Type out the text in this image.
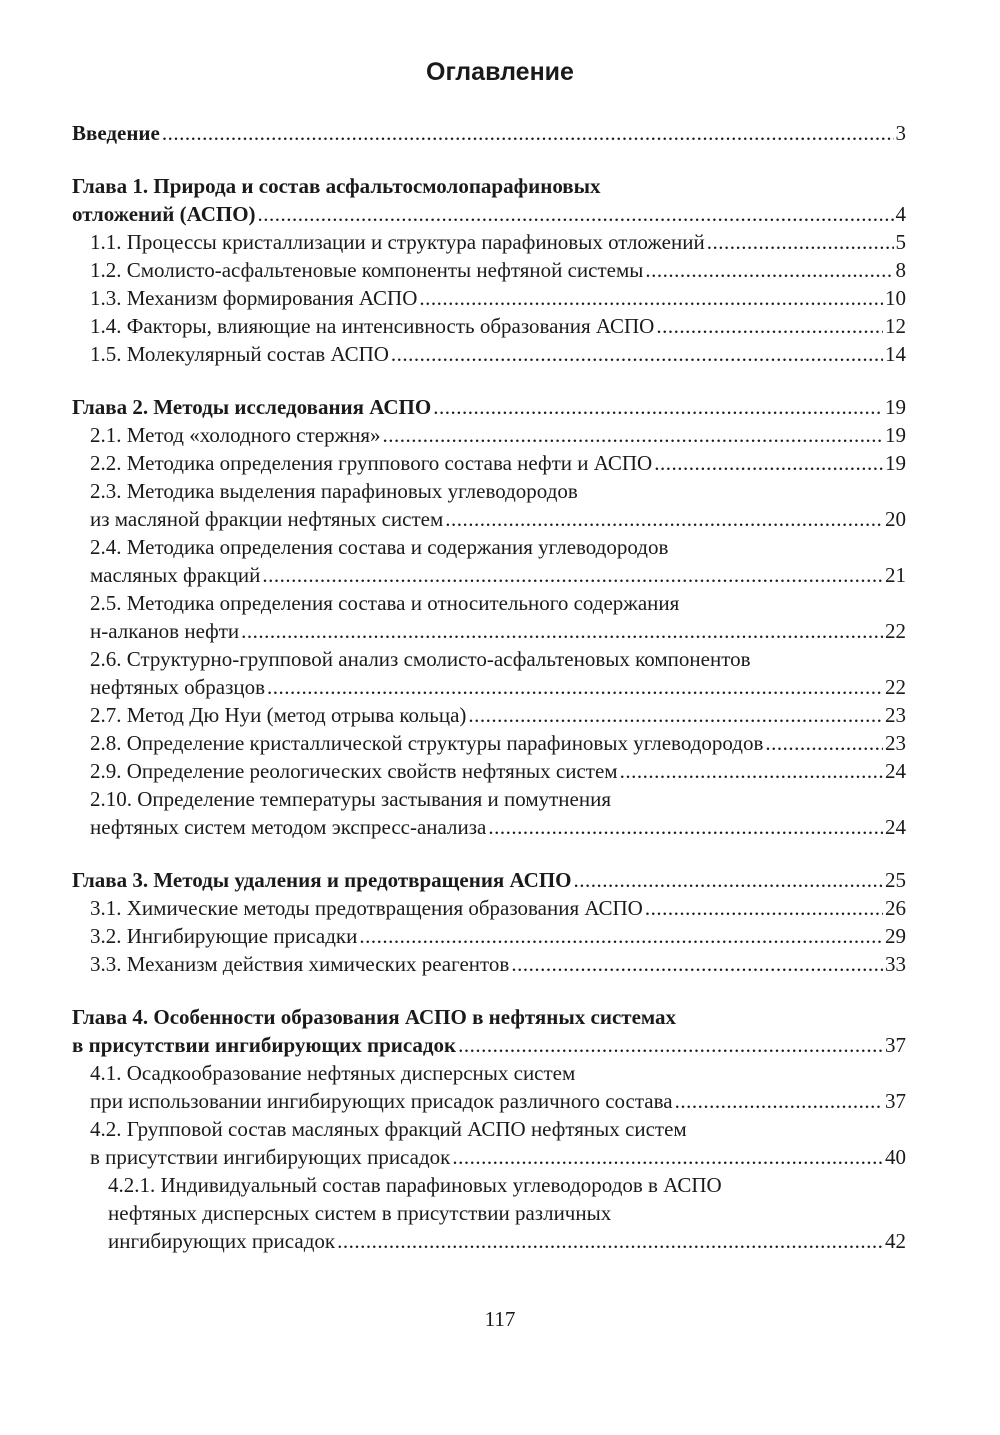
Оглавление
Введение .....	3
Глава 1. Природа и состав асфальтосмолопарафиновых
отложений (АСПО) .....	4
1.1. Процессы кристаллизации и структура парафиновых отложений .....	5
1.2. Смолисто-асфальтеновые компоненты нефтяной системы .....	8
1.3. Механизм формирования АСПО .....	10
1.4. Факторы, влияющие на интенсивность образования АСПО .....	12
1.5. Молекулярный состав АСПО .....	14
Глава 2. Методы исследования АСПО .....	19
2.1. Метод «холодного стержня» .....	19
2.2. Методика определения группового состава нефти и АСПО .....	19
2.3. Методика выделения парафиновых углеводородов
из масляной фракции нефтяных систем .....	20
2.4. Методика определения состава и содержания углеводородов
масляных фракций .....	21
2.5. Методика определения состава и относительного содержания
н-алканов нефти .....	22
2.6. Структурно-групповой анализ смолисто-асфальтеновых компонентов
нефтяных образцов .....	22
2.7. Метод Дю Нуи (метод отрыва кольца) .....	23
2.8. Определение кристаллической структуры парафиновых углеводородов .....	23
2.9. Определение реологических свойств нефтяных систем .....	24
2.10. Определение температуры застывания и помутнения
нефтяных систем методом экспресс-анализа .....	24
Глава 3. Методы удаления и предотвращения АСПО .....	25
3.1. Химические методы предотвращения образования АСПО .....	26
3.2. Ингибирующие присадки .....	29
3.3. Механизм действия химических реагентов .....	33
Глава 4. Особенности образования АСПО в нефтяных системах
в присутствии ингибирующих присадок .....	37
4.1. Осадкообразование нефтяных дисперсных систем
при использовании ингибирующих присадок различного состава .....	37
4.2. Групповой состав масляных фракций АСПО нефтяных систем
в присутствии ингибирующих присадок .....	40
4.2.1. Индивидуальный состав парафиновых углеводородов в АСПО
нефтяных дисперсных систем в присутствии различных
ингибирующих присадок .....	42
117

• **Task objective**: Please set down each line of the data above exactly as written, without the pictures.

• **Exercise answer**:
Type out the text in this image.
Оглавление
Введение .....	3
Глава 1. Природа и состав асфальтосмолопарафиновых
отложений (АСПО) .....	4
1.1. Процессы кристаллизации и структура парафиновых отложений .....	5
1.2. Смолисто-асфальтеновые компоненты нефтяной системы .....	8
1.3. Механизм формирования АСПО .....	10
1.4. Факторы, влияющие на интенсивность образования АСПО .....	12
1.5. Молекулярный состав АСПО .....	14
Глава 2. Методы исследования АСПО .....	19
2.1. Метод «холодного стержня» .....	19
2.2. Методика определения группового состава нефти и АСПО .....	19
2.3. Методика выделения парафиновых углеводородов
из масляной фракции нефтяных систем .....	20
2.4. Методика определения состава и содержания углеводородов
масляных фракций .....	21
2.5. Методика определения состава и относительного содержания
н-алканов нефти .....	22
2.6. Структурно-групповой анализ смолисто-асфальтеновых компонентов
нефтяных образцов .....	22
2.7. Метод Дю Нуи (метод отрыва кольца) .....	23
2.8. Определение кристаллической структуры парафиновых углеводородов .....	23
2.9. Определение реологических свойств нефтяных систем .....	24
2.10. Определение температуры застывания и помутнения
нефтяных систем методом экспресс-анализа .....	24
Глава 3. Методы удаления и предотвращения АСПО .....	25
3.1. Химические методы предотвращения образования АСПО .....	26
3.2. Ингибирующие присадки .....	29
3.3. Механизм действия химических реагентов .....	33
Глава 4. Особенности образования АСПО в нефтяных системах
в присутствии ингибирующих присадок .....	37
4.1. Осадкообразование нефтяных дисперсных систем
при использовании ингибирующих присадок различного состава .....	37
4.2. Групповой состав масляных фракций АСПО нефтяных систем
в присутствии ингибирующих присадок .....	40
4.2.1. Индивидуальный состав парафиновых углеводородов в АСПО
нефтяных дисперсных систем в присутствии различных
ингибирующих присадок .....	42
117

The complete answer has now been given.